GOAL.
Restate every line of the material, word for word.

RECORDS SUPPLIED.

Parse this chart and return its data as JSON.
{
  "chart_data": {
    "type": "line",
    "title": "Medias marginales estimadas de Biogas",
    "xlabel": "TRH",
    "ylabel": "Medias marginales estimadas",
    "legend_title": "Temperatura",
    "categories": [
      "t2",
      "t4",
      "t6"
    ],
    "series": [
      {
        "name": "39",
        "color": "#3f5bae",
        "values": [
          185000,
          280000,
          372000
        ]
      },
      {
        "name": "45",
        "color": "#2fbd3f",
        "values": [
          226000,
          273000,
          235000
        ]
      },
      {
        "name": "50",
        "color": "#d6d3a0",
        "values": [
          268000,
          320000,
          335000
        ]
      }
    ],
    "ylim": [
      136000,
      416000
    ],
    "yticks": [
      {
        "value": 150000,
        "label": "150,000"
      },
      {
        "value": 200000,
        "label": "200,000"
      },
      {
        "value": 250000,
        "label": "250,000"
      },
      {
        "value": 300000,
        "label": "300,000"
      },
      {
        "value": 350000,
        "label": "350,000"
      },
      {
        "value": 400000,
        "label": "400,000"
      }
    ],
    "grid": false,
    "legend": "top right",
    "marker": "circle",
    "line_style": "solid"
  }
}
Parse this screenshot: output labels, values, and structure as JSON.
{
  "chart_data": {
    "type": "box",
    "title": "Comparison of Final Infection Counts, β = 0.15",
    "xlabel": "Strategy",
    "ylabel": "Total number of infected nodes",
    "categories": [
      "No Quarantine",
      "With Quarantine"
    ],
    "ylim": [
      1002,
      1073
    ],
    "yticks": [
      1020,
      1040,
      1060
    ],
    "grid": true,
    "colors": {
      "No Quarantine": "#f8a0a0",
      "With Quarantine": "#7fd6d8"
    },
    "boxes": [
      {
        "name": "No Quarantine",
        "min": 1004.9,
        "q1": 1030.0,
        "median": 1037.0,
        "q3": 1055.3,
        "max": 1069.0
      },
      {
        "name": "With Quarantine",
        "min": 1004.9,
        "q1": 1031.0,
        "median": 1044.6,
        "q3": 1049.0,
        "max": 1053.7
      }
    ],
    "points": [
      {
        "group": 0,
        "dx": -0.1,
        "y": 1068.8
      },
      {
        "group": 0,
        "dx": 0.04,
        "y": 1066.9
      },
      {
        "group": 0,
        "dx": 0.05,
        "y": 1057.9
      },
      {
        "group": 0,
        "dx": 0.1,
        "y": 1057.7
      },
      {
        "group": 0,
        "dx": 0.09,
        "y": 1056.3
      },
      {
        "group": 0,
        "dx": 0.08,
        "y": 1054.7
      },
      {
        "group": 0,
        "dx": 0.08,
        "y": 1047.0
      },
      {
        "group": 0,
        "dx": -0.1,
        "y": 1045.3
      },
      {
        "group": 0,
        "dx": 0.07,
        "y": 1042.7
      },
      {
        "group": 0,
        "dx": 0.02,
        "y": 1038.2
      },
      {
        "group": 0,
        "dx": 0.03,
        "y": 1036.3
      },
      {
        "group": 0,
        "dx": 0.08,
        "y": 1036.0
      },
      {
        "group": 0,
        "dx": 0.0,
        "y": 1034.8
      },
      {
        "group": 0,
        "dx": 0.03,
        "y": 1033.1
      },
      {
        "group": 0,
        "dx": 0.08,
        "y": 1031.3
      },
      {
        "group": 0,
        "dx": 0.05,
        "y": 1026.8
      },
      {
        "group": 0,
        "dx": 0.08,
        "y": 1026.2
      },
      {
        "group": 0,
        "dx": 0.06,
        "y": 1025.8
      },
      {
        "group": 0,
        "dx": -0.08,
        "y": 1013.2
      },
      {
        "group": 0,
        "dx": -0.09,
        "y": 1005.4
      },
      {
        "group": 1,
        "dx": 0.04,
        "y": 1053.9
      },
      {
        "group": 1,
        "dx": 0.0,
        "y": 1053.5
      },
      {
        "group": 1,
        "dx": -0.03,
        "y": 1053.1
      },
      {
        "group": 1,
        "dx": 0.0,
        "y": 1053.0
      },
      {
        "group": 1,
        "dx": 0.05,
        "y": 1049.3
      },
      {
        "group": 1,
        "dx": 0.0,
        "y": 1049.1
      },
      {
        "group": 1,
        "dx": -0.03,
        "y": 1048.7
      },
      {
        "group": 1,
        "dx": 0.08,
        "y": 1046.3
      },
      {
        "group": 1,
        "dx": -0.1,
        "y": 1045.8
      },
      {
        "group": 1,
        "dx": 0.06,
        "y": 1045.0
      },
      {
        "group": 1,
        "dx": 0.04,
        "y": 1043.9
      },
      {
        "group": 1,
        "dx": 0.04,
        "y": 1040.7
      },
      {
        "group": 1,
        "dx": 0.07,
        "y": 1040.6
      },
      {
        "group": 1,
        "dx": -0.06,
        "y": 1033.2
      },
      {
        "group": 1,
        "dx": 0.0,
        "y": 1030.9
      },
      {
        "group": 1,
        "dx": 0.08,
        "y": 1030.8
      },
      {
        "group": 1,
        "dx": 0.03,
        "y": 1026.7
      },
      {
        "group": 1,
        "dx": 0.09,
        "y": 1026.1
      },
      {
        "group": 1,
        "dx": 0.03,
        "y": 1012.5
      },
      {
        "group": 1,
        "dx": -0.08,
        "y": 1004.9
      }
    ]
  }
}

SOLVED PROBLEM.
Parse this chart and return its data as JSON.
{
  "chart_data": {
    "type": "line",
    "title": "Medias marginales estimadas de Biogas",
    "xlabel": "TRH",
    "ylabel": "Medias marginales estimadas",
    "legend_title": "Temperatura",
    "categories": [
      "t2",
      "t4",
      "t6"
    ],
    "series": [
      {
        "name": "39",
        "color": "#3f5bae",
        "values": [
          185000,
          280000,
          372000
        ]
      },
      {
        "name": "45",
        "color": "#2fbd3f",
        "values": [
          226000,
          273000,
          235000
        ]
      },
      {
        "name": "50",
        "color": "#d6d3a0",
        "values": [
          268000,
          320000,
          335000
        ]
      }
    ],
    "ylim": [
      136000,
      416000
    ],
    "yticks": [
      {
        "value": 150000,
        "label": "150,000"
      },
      {
        "value": 200000,
        "label": "200,000"
      },
      {
        "value": 250000,
        "label": "250,000"
      },
      {
        "value": 300000,
        "label": "300,000"
      },
      {
        "value": 350000,
        "label": "350,000"
      },
      {
        "value": 400000,
        "label": "400,000"
      }
    ],
    "grid": false,
    "legend": "top right",
    "marker": "circle",
    "line_style": "solid"
  }
}
Parse this screenshot: output labels, values, and structure as JSON.
{
  "chart_data": {
    "type": "box",
    "title": "Comparison of Final Infection Counts, β = 0.15",
    "xlabel": "Strategy",
    "ylabel": "Total number of infected nodes",
    "categories": [
      "No Quarantine",
      "With Quarantine"
    ],
    "ylim": [
      1002,
      1073
    ],
    "yticks": [
      1020,
      1040,
      1060
    ],
    "grid": true,
    "colors": {
      "No Quarantine": "#f8a0a0",
      "With Quarantine": "#7fd6d8"
    },
    "boxes": [
      {
        "name": "No Quarantine",
        "min": 1004.9,
        "q1": 1030.0,
        "median": 1037.0,
        "q3": 1055.3,
        "max": 1069.0
      },
      {
        "name": "With Quarantine",
        "min": 1004.9,
        "q1": 1031.0,
        "median": 1044.6,
        "q3": 1049.0,
        "max": 1053.7
      }
    ],
    "points": [
      {
        "group": 0,
        "dx": -0.1,
        "y": 1068.8
      },
      {
        "group": 0,
        "dx": 0.04,
        "y": 1066.9
      },
      {
        "group": 0,
        "dx": 0.05,
        "y": 1057.9
      },
      {
        "group": 0,
        "dx": 0.1,
        "y": 1057.7
      },
      {
        "group": 0,
        "dx": 0.09,
        "y": 1056.3
      },
      {
        "group": 0,
        "dx": 0.08,
        "y": 1054.7
      },
      {
        "group": 0,
        "dx": 0.08,
        "y": 1047.0
      },
      {
        "group": 0,
        "dx": -0.1,
        "y": 1045.3
      },
      {
        "group": 0,
        "dx": 0.07,
        "y": 1042.7
      },
      {
        "group": 0,
        "dx": 0.02,
        "y": 1038.2
      },
      {
        "group": 0,
        "dx": 0.03,
        "y": 1036.3
      },
      {
        "group": 0,
        "dx": 0.08,
        "y": 1036.0
      },
      {
        "group": 0,
        "dx": 0.0,
        "y": 1034.8
      },
      {
        "group": 0,
        "dx": 0.03,
        "y": 1033.1
      },
      {
        "group": 0,
        "dx": 0.08,
        "y": 1031.3
      },
      {
        "group": 0,
        "dx": 0.05,
        "y": 1026.8
      },
      {
        "group": 0,
        "dx": 0.08,
        "y": 1026.2
      },
      {
        "group": 0,
        "dx": 0.06,
        "y": 1025.8
      },
      {
        "group": 0,
        "dx": -0.08,
        "y": 1013.2
      },
      {
        "group": 0,
        "dx": -0.09,
        "y": 1005.4
      },
      {
        "group": 1,
        "dx": 0.04,
        "y": 1053.9
      },
      {
        "group": 1,
        "dx": 0.0,
        "y": 1053.5
      },
      {
        "group": 1,
        "dx": -0.03,
        "y": 1053.1
      },
      {
        "group": 1,
        "dx": 0.0,
        "y": 1053.0
      },
      {
        "group": 1,
        "dx": 0.05,
        "y": 1049.3
      },
      {
        "group": 1,
        "dx": 0.0,
        "y": 1049.1
      },
      {
        "group": 1,
        "dx": -0.03,
        "y": 1048.7
      },
      {
        "group": 1,
        "dx": 0.08,
        "y": 1046.3
      },
      {
        "group": 1,
        "dx": -0.1,
        "y": 1045.8
      },
      {
        "group": 1,
        "dx": 0.06,
        "y": 1045.0
      },
      {
        "group": 1,
        "dx": 0.04,
        "y": 1043.9
      },
      {
        "group": 1,
        "dx": 0.04,
        "y": 1040.7
      },
      {
        "group": 1,
        "dx": 0.07,
        "y": 1040.6
      },
      {
        "group": 1,
        "dx": -0.06,
        "y": 1033.2
      },
      {
        "group": 1,
        "dx": 0.0,
        "y": 1030.9
      },
      {
        "group": 1,
        "dx": 0.08,
        "y": 1030.8
      },
      {
        "group": 1,
        "dx": 0.03,
        "y": 1026.7
      },
      {
        "group": 1,
        "dx": 0.09,
        "y": 1026.1
      },
      {
        "group": 1,
        "dx": 0.03,
        "y": 1012.5
      },
      {
        "group": 1,
        "dx": -0.08,
        "y": 1004.9
      }
    ]
  }
}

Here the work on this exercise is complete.